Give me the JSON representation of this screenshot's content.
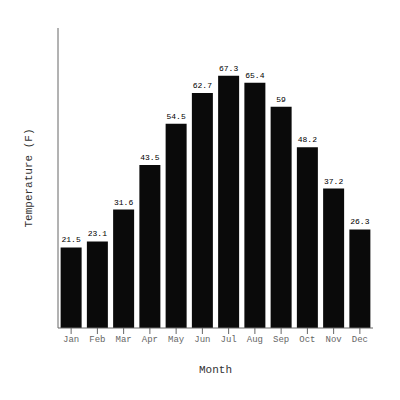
{
  "chart_data": {
    "type": "bar",
    "categories": [
      "Jan",
      "Feb",
      "Mar",
      "Apr",
      "May",
      "Jun",
      "Jul",
      "Aug",
      "Sep",
      "Oct",
      "Nov",
      "Dec"
    ],
    "values": [
      21.5,
      23.1,
      31.6,
      43.5,
      54.5,
      62.7,
      67.3,
      65.4,
      59.0,
      48.2,
      37.2,
      26.3
    ],
    "color": "#0a0a0a",
    "xlabel": "Month",
    "ylabel": "Temperature (F)",
    "ylim": [
      0,
      80
    ],
    "yticks": [],
    "tick_labels": "x",
    "grid": false,
    "data_labels": true
  }
}
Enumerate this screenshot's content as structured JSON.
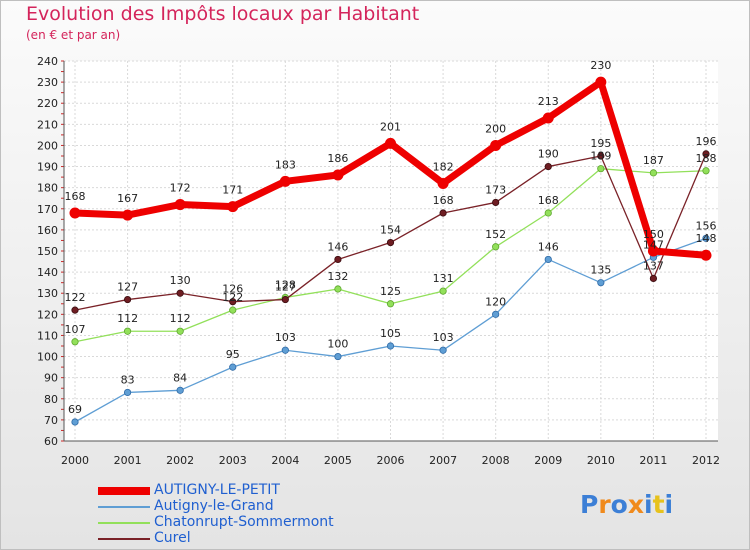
{
  "chart_data": {
    "type": "line",
    "title": "Evolution des Impôts locaux par Habitant",
    "subtitle": "(en € et par an)",
    "x": [
      "2000",
      "2001",
      "2002",
      "2003",
      "2004",
      "2005",
      "2006",
      "2007",
      "2008",
      "2009",
      "2010",
      "2011",
      "2012"
    ],
    "yticks": [
      "60",
      "70",
      "80",
      "90",
      "100",
      "110",
      "120",
      "130",
      "140",
      "150",
      "160",
      "170",
      "180",
      "190",
      "200",
      "210",
      "220",
      "230",
      "240"
    ],
    "ylim": [
      60,
      240
    ],
    "grid": true,
    "legend_position": "bottom-left",
    "series": [
      {
        "name": "AUTIGNY-LE-PETIT",
        "color": "#ee0000",
        "values": [
          168,
          167,
          172,
          171,
          183,
          186,
          201,
          182,
          200,
          213,
          230,
          150,
          148
        ],
        "labels": [
          "168",
          "167",
          "172",
          "171",
          "183",
          "186",
          "201",
          "182",
          "200",
          "213",
          "230",
          "150",
          "148"
        ]
      },
      {
        "name": "Autigny-le-Grand",
        "color": "#5f9ed4",
        "values": [
          69,
          83,
          84,
          95,
          103,
          100,
          105,
          103,
          120,
          146,
          135,
          147,
          156
        ],
        "labels": [
          "69",
          "83",
          "84",
          "95",
          "103",
          "100",
          "105",
          "103",
          "120",
          "146",
          "135",
          "147",
          "156"
        ]
      },
      {
        "name": "Chatonrupt-Sommermont",
        "color": "#92e05a",
        "values": [
          107,
          112,
          112,
          122,
          128,
          132,
          125,
          131,
          152,
          168,
          189,
          187,
          188
        ],
        "labels": [
          "107",
          "112",
          "112",
          "122",
          "128",
          "132",
          "125",
          "131",
          "152",
          "168",
          "189",
          "187",
          "188"
        ]
      },
      {
        "name": "Curel",
        "color": "#7a2228",
        "values": [
          122,
          127,
          130,
          126,
          127,
          146,
          154,
          168,
          173,
          190,
          195,
          137,
          196
        ],
        "labels": [
          "122",
          "127",
          "130",
          "126",
          "127",
          "146",
          "154",
          "168",
          "173",
          "190",
          "195",
          "137",
          "196"
        ]
      }
    ]
  },
  "logo": {
    "text": "Proxiti",
    "letter_colors": [
      "#3c7fd6",
      "#f08a1c",
      "#3c7fd6",
      "#f08a1c",
      "#3c7fd6",
      "#e7c21d",
      "#3c7fd6"
    ]
  }
}
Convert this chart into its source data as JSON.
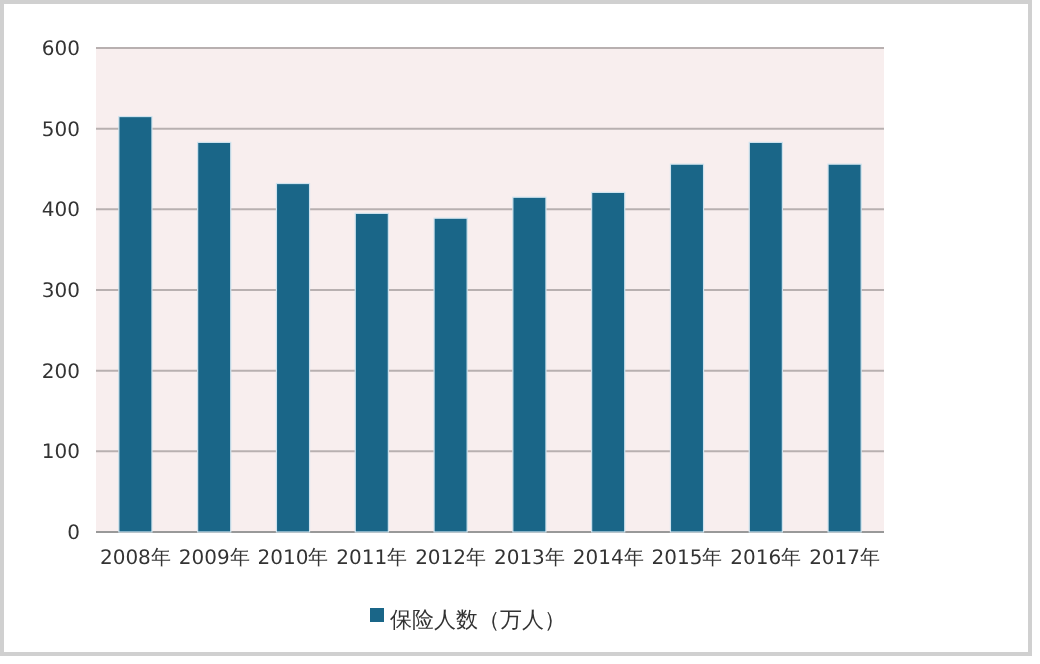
{
  "chart_data": {
    "type": "bar",
    "categories": [
      "2008年",
      "2009年",
      "2010年",
      "2011年",
      "2012年",
      "2013年",
      "2014年",
      "2015年",
      "2016年",
      "2017年"
    ],
    "series": [
      {
        "name": "保险人数（万人）",
        "color": "#1a6688",
        "values": [
          515,
          483,
          432,
          395,
          389,
          415,
          421,
          456,
          483,
          456
        ]
      }
    ],
    "ylim": [
      0,
      600
    ],
    "yticks": [
      0,
      100,
      200,
      300,
      400,
      500,
      600
    ],
    "grid": "y",
    "legend": "bottom"
  }
}
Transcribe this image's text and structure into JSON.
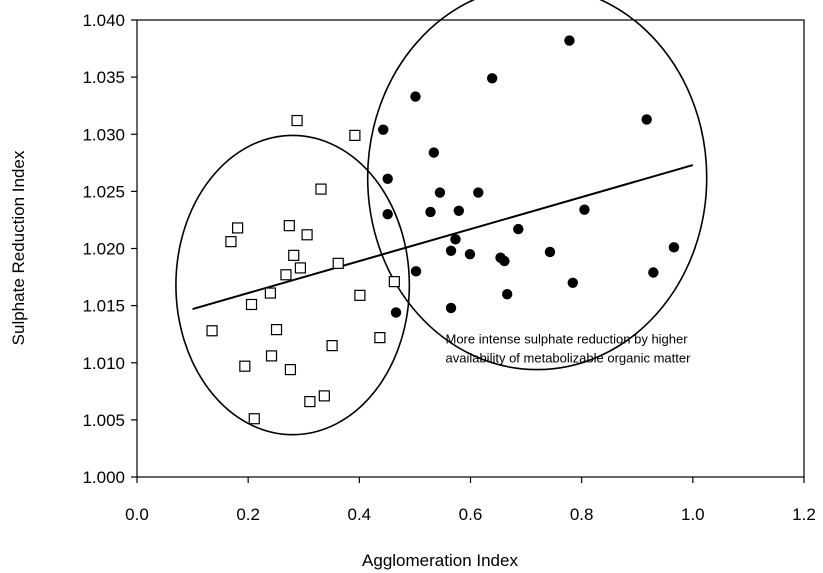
{
  "chart_data": {
    "type": "scatter",
    "title": "",
    "xlabel": "Agglomeration Index",
    "ylabel": "Sulphate Reduction Index",
    "xlim": [
      0.0,
      1.2
    ],
    "ylim": [
      1.0,
      1.04
    ],
    "x_ticks": [
      "0.0",
      "0.2",
      "0.4",
      "0.6",
      "0.8",
      "1.0",
      "1.2"
    ],
    "y_ticks": [
      "1.000",
      "1.005",
      "1.010",
      "1.015",
      "1.020",
      "1.025",
      "1.030",
      "1.035",
      "1.040"
    ],
    "grid": false,
    "series": [
      {
        "marker": "open-square",
        "points": [
          [
            0.288,
            1.0312
          ],
          [
            0.392,
            1.0299
          ],
          [
            0.331,
            1.0252
          ],
          [
            0.181,
            1.0218
          ],
          [
            0.274,
            1.022
          ],
          [
            0.169,
            1.0206
          ],
          [
            0.306,
            1.0212
          ],
          [
            0.282,
            1.0194
          ],
          [
            0.294,
            1.0183
          ],
          [
            0.362,
            1.0187
          ],
          [
            0.268,
            1.0177
          ],
          [
            0.463,
            1.0171
          ],
          [
            0.24,
            1.0161
          ],
          [
            0.401,
            1.0159
          ],
          [
            0.206,
            1.0151
          ],
          [
            0.135,
            1.0128
          ],
          [
            0.251,
            1.0129
          ],
          [
            0.437,
            1.0122
          ],
          [
            0.351,
            1.0115
          ],
          [
            0.242,
            1.0106
          ],
          [
            0.194,
            1.0097
          ],
          [
            0.276,
            1.0094
          ],
          [
            0.337,
            1.0071
          ],
          [
            0.311,
            1.0066
          ],
          [
            0.211,
            1.0051
          ]
        ]
      },
      {
        "marker": "filled-circle",
        "points": [
          [
            0.778,
            1.0382
          ],
          [
            0.639,
            1.0349
          ],
          [
            0.501,
            1.0333
          ],
          [
            0.917,
            1.0313
          ],
          [
            0.443,
            1.0304
          ],
          [
            0.534,
            1.0284
          ],
          [
            0.451,
            1.0261
          ],
          [
            0.545,
            1.0249
          ],
          [
            0.614,
            1.0249
          ],
          [
            0.579,
            1.0233
          ],
          [
            0.528,
            1.0232
          ],
          [
            0.451,
            1.023
          ],
          [
            0.805,
            1.0234
          ],
          [
            0.686,
            1.0217
          ],
          [
            0.573,
            1.0208
          ],
          [
            0.565,
            1.0198
          ],
          [
            0.599,
            1.0195
          ],
          [
            0.743,
            1.0197
          ],
          [
            0.966,
            1.0201
          ],
          [
            0.654,
            1.0192
          ],
          [
            0.661,
            1.0189
          ],
          [
            0.502,
            1.018
          ],
          [
            0.929,
            1.0179
          ],
          [
            0.784,
            1.017
          ],
          [
            0.666,
            1.016
          ],
          [
            0.466,
            1.0144
          ],
          [
            0.565,
            1.0148
          ]
        ]
      }
    ],
    "trend_line": {
      "from": [
        0.1,
        1.0147
      ],
      "to": [
        1.0,
        1.0273
      ]
    },
    "ellipses": [
      {
        "cx": 0.28,
        "cy": 1.0168,
        "rx": 0.21,
        "ry": 0.0131
      },
      {
        "cx": 0.72,
        "cy": 1.0262,
        "rx": 0.305,
        "ry": 0.0168
      }
    ],
    "annotation": {
      "lines": [
        "More intense sulphate reduction by higher",
        "availability of metabolizable organic matter"
      ],
      "anchor": [
        0.555,
        1.0117
      ]
    }
  }
}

◇ ◇ ◇ ◇ ◇ ◇ ◇

Exercise task:
Count how many lines of the listing above include "ylabel" and report that number alone.

Task solution:
2